> _Recorded information_
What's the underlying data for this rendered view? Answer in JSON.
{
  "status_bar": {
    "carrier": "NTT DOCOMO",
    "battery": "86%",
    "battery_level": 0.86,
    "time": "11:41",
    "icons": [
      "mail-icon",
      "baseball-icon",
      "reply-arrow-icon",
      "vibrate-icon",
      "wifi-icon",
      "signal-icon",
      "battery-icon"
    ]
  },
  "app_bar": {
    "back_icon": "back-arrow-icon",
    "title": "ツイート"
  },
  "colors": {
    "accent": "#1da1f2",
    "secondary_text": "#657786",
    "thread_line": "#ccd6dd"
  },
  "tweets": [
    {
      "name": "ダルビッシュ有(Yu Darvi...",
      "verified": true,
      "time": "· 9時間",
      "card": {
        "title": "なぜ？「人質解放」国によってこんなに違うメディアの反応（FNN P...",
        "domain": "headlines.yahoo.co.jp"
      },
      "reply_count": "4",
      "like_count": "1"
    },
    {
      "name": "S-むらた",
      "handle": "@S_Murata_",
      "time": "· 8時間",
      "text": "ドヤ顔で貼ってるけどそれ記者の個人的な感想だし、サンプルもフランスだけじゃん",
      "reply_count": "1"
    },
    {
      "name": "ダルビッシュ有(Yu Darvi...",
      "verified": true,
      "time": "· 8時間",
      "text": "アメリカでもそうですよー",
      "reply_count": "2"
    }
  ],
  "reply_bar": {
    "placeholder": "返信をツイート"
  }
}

> _Instructions to follow_
Type out the entries again, word for word.

> _Task response_
What's the underlying data for this rendered view? Answer in JSON.
{
  "status_bar": {
    "carrier": "NTT DOCOMO",
    "battery": "86%",
    "battery_level": 0.86,
    "time": "11:41",
    "icons": [
      "mail-icon",
      "baseball-icon",
      "reply-arrow-icon",
      "vibrate-icon",
      "wifi-icon",
      "signal-icon",
      "battery-icon"
    ]
  },
  "app_bar": {
    "back_icon": "back-arrow-icon",
    "title": "ツイート"
  },
  "colors": {
    "accent": "#1da1f2",
    "secondary_text": "#657786",
    "thread_line": "#ccd6dd"
  },
  "tweets": [
    {
      "name": "ダルビッシュ有(Yu Darvi...",
      "verified": true,
      "time": "· 9時間",
      "card": {
        "title": "なぜ？「人質解放」国によってこんなに違うメディアの反応（FNN P...",
        "domain": "headlines.yahoo.co.jp"
      },
      "reply_count": "4",
      "like_count": "1"
    },
    {
      "name": "S-むらた",
      "handle": "@S_Murata_",
      "time": "· 8時間",
      "text": "ドヤ顔で貼ってるけどそれ記者の個人的な感想だし、サンプルもフランスだけじゃん",
      "reply_count": "1"
    },
    {
      "name": "ダルビッシュ有(Yu Darvi...",
      "verified": true,
      "time": "· 8時間",
      "text": "アメリカでもそうですよー",
      "reply_count": "2"
    }
  ],
  "reply_bar": {
    "placeholder": "返信をツイート"
  }
}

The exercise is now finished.